THE PROBLEM: Filter the records for lines holding the string "beautiful".

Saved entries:
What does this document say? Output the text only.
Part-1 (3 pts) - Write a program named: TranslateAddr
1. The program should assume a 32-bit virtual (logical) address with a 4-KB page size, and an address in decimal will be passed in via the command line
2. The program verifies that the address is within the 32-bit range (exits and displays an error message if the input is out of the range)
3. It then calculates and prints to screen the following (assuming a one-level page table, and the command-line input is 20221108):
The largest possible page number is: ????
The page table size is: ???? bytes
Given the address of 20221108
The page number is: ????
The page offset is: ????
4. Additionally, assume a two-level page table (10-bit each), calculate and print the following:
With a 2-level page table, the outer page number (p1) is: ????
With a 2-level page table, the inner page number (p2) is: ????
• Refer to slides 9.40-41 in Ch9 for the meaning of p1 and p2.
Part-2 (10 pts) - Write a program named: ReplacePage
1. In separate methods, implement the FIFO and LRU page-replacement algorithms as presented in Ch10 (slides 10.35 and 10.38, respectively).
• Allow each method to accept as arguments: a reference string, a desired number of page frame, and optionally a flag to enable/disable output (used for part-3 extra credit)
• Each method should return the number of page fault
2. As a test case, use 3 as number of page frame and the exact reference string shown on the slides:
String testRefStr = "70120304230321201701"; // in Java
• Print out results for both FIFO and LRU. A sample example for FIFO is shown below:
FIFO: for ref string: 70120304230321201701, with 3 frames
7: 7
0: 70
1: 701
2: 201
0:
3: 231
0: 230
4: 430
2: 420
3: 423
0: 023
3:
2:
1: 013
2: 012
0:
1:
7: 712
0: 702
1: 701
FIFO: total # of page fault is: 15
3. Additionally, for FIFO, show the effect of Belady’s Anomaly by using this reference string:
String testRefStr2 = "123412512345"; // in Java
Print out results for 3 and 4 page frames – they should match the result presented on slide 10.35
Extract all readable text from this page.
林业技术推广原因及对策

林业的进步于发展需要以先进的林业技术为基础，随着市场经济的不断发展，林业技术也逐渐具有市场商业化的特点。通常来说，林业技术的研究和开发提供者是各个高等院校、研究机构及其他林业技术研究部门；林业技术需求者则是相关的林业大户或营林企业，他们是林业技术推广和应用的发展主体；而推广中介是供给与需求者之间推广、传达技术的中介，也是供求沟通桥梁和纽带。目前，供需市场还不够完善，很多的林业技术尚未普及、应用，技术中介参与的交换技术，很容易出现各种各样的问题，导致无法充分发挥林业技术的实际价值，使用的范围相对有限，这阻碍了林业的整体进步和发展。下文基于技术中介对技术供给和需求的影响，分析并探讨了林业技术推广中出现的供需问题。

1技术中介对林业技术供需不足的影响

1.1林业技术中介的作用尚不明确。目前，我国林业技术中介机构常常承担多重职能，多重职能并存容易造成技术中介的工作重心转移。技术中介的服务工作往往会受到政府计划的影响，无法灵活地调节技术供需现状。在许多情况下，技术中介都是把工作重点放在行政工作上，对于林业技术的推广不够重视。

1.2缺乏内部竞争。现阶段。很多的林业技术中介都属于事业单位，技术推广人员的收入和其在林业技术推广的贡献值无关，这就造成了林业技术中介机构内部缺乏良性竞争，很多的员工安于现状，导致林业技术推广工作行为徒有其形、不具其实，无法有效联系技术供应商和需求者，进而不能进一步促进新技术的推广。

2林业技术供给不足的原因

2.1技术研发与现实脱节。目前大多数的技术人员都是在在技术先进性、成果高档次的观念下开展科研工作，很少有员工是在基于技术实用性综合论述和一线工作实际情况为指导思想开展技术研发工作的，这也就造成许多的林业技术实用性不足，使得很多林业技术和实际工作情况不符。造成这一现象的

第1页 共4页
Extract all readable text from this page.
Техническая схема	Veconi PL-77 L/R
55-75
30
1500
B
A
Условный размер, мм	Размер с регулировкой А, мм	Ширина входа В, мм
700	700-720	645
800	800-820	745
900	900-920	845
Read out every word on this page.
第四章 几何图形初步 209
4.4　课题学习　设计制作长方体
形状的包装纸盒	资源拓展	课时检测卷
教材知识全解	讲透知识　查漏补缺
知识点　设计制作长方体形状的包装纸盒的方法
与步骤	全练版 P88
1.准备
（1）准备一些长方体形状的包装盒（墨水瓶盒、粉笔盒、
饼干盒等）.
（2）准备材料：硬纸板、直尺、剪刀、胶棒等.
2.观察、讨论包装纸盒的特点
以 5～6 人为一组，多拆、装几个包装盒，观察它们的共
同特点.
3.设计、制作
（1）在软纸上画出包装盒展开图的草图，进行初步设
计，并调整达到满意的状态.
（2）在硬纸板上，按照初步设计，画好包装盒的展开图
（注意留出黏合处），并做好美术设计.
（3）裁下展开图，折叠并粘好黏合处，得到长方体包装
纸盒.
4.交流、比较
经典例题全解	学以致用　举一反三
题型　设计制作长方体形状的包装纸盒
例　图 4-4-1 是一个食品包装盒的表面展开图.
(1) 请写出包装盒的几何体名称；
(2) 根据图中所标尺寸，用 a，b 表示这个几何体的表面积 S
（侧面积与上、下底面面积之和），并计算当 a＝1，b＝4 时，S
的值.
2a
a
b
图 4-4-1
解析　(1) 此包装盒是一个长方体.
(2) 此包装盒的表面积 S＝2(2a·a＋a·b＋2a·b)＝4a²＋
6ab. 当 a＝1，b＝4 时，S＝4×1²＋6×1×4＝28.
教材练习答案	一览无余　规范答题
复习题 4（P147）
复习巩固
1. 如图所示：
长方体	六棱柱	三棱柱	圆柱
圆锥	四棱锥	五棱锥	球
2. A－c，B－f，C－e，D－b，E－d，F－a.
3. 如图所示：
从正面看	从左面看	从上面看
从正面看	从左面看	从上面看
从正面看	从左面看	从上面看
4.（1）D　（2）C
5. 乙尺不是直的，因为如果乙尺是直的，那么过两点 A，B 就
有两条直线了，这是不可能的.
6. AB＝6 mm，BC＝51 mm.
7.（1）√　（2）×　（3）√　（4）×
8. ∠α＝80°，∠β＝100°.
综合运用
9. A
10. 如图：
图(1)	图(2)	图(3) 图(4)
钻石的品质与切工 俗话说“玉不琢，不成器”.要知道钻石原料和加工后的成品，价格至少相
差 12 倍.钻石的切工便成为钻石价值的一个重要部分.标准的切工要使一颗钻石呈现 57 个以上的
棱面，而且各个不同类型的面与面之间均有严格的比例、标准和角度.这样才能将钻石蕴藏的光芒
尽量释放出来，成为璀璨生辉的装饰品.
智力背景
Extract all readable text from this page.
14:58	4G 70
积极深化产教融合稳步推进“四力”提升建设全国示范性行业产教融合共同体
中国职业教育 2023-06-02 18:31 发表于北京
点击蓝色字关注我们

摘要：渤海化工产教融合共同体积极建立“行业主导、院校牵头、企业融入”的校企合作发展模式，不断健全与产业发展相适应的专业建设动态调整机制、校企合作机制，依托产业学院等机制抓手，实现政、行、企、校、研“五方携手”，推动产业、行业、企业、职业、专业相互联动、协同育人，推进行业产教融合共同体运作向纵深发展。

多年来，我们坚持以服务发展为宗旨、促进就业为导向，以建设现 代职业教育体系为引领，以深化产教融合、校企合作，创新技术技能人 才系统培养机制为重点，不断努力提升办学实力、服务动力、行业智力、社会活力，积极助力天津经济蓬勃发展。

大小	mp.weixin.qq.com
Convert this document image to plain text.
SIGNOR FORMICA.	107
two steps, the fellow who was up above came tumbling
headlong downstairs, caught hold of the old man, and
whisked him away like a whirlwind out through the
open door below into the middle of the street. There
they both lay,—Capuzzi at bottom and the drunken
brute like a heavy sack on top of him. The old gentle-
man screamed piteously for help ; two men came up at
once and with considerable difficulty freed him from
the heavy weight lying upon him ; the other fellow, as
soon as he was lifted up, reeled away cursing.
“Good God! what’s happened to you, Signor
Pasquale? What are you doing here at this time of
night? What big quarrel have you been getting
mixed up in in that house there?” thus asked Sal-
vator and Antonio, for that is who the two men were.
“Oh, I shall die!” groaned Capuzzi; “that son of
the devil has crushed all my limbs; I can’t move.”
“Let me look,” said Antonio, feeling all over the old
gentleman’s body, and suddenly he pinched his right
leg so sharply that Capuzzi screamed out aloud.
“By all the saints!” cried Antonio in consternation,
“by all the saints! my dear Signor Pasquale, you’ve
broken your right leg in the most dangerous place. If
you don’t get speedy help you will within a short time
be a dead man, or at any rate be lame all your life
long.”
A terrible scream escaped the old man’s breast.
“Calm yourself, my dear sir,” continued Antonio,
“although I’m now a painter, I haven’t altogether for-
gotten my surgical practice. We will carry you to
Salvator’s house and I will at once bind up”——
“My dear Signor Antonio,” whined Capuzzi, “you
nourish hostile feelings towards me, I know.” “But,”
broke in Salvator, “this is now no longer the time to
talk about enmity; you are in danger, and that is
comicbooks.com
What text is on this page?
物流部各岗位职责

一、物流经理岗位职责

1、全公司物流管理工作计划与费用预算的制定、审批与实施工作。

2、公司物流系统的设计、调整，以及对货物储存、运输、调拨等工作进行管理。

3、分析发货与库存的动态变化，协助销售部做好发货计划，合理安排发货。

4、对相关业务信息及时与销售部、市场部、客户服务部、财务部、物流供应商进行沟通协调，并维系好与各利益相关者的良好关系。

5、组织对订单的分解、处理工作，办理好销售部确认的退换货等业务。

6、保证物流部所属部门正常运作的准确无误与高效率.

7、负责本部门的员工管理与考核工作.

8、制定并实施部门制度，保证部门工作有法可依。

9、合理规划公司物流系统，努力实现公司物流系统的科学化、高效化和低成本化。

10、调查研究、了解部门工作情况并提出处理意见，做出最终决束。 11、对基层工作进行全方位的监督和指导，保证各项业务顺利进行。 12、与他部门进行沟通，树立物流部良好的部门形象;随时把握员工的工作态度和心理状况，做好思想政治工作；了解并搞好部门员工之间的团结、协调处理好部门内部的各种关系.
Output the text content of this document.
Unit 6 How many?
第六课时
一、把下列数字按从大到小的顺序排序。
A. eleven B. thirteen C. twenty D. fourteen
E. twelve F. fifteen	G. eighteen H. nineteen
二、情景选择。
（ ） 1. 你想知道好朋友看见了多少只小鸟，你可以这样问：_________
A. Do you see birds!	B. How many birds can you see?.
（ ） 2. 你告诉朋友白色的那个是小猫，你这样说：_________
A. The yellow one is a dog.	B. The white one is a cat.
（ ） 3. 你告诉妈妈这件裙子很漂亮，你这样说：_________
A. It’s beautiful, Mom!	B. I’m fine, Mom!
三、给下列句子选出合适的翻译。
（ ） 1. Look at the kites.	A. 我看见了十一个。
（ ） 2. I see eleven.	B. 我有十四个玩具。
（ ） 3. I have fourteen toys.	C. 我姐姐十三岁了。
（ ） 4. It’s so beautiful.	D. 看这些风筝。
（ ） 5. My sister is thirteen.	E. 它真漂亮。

ANSWER:
A. It’s beautiful, Mom!	B. I’m fine, Mom!
（ ） 4. It’s so beautiful.	D. 看这些风筝。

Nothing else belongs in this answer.